* Passage provided
5 min read Last Updated : Dec 29 2021 | 3:07 PM IST
A somewhat overlooked amendment in the direct tax laws, flying in the face of established accounting standards, has bulged out the tax receipts in this fiscal and is keeping tax experts on tenterhooks for the next union government budget, due on February 1.
The amendment is about the treatment of goodwill by a business. Over the past decade several multinational companies and Indian companies have used this route to reduce their tax liability spectacularly. The largest of them was Vedanta’s Rs 20,000 crore write down in 2015. Others included Vodafone, BP and Tata Steel.
While the new tax is not retrospective in nature, it will impact foreign companies buying into Indian companies going ahead. It will impact domestic mergers and acquisitions too. Taxation of goodwill as a concept is gaining traction globally too. The US based Financial Accounting Standards Board (FASB) proposes to issue norms to restrict the tax advantages under goodwill in the New Year.
The tax mechanism
How does this happen? Let us say a local food business buys a franchise from a multinational chain to sell pizzas in a rich segment of a city. If the local business builds a reputation on that franchise and is then bought out by another company, the value of the pots and pans in its store may not be as significant as the reputation it has built up on the franchise. The pots and pans are its tangible assets, the franchise and reputation is its goodwill, an intangible asset. Obviously it is of far more value and is the reason why the local food business gets a seller.
The income tax department has said in the last Budget 2021, that this intangible asset is something whose value never goes down, instead it rises. There is, in taxation language, no depreciation of the asset possible. But this has created a problem, because domestic and international accounting standards allow companies the option of depreciation or what is known as impairment of these assets. Most of these assets, as in this case, are goodwill, but it can also include trademarks, patents or copyrights, among others.
Impact on M&As
The changed classification has huge significance for mergers and acquisitions (M&A), for the future. In calendar years 2020 and 2021 the number of M&A deals reached “an all time high”, according to a Business Standard report. Deals valued at above $75 million each, were 165, compared with 219 in the three preceding years. Most of these M&A were in digital, renewables, electric vehicles, consumer and fintech according to a report by consultancy firm, Bain & Company issued this month. While the report does not say so the overriding rationale of these deals was the intangible assets they provided.
International M&As into India has moved the country to the global fifth spot for recorded foreign direct investment, in calendar year 2020, an Unctad report shows. Indian FDI touched $64 billion in a year when global FDI shrunk. M&As in the service sector has continued apace among domestic services companies too. Tata Group bought out 1mg and BigBasket. The services sector including the technology space is a large play for the treatment of goodwill. Tax set-offs for all types of accelerated depreciation under section 32 of the Income Tax act cost the department Rs 50,251.56 crore in FY20, so there is clearly an attraction to catch some of that. As the data shows the new tax liability will fall on the foreign companies buying into Indian companies.

* Records supplied

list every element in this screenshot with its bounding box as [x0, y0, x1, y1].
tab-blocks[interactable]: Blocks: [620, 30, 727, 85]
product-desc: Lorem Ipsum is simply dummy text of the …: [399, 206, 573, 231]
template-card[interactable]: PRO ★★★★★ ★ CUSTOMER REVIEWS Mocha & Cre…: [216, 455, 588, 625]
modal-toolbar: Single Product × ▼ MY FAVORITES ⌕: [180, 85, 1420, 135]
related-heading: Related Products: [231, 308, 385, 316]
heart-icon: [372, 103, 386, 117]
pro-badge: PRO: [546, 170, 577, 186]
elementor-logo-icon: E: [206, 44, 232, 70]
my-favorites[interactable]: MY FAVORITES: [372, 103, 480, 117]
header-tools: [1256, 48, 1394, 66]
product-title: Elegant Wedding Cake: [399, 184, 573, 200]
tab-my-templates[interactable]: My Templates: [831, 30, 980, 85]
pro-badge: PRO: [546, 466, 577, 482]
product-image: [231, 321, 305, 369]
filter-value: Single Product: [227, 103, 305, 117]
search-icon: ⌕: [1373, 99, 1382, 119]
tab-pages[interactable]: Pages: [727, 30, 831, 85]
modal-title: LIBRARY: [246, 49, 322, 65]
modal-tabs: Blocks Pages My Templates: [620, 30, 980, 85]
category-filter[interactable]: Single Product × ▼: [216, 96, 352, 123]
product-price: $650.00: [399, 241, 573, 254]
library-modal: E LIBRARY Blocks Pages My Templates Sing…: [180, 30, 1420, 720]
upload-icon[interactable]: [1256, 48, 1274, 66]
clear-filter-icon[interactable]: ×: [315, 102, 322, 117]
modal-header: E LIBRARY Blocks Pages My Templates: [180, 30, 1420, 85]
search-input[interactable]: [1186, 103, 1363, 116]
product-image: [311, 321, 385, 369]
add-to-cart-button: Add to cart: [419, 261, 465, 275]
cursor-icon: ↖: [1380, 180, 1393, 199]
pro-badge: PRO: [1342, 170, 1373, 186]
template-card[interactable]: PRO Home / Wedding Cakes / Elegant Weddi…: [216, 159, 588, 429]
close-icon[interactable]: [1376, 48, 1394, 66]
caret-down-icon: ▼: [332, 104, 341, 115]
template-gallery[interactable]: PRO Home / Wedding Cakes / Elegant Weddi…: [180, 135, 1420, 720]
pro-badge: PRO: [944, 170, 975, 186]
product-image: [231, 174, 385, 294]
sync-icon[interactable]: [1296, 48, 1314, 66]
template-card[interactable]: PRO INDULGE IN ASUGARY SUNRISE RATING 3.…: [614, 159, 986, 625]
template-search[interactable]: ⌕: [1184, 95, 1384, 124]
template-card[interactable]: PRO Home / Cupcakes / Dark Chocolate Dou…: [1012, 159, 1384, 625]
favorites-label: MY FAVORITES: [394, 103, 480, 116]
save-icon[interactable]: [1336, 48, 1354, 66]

* Problem to work on
Can you print the goodwill tax article word for word, starting at "Impact on M&As" and ending at "assets they provided."?

* Solution for this exercise
Impact on M&As
The changed classification has huge significance for mergers and acquisitions (M&A), for the future. In calendar years 2020 and 2021 the number of M&A deals reached “an all time high”, according to a Business Standard report. Deals valued at above $75 million each, were 165, compared with 219 in the three preceding years. Most of these M&A were in digital, renewables, electric vehicles, consumer and fintech according to a report by consultancy firm, Bain & Company issued this month. While the report does not say so the overriding rationale of these deals was the intangible assets they provided.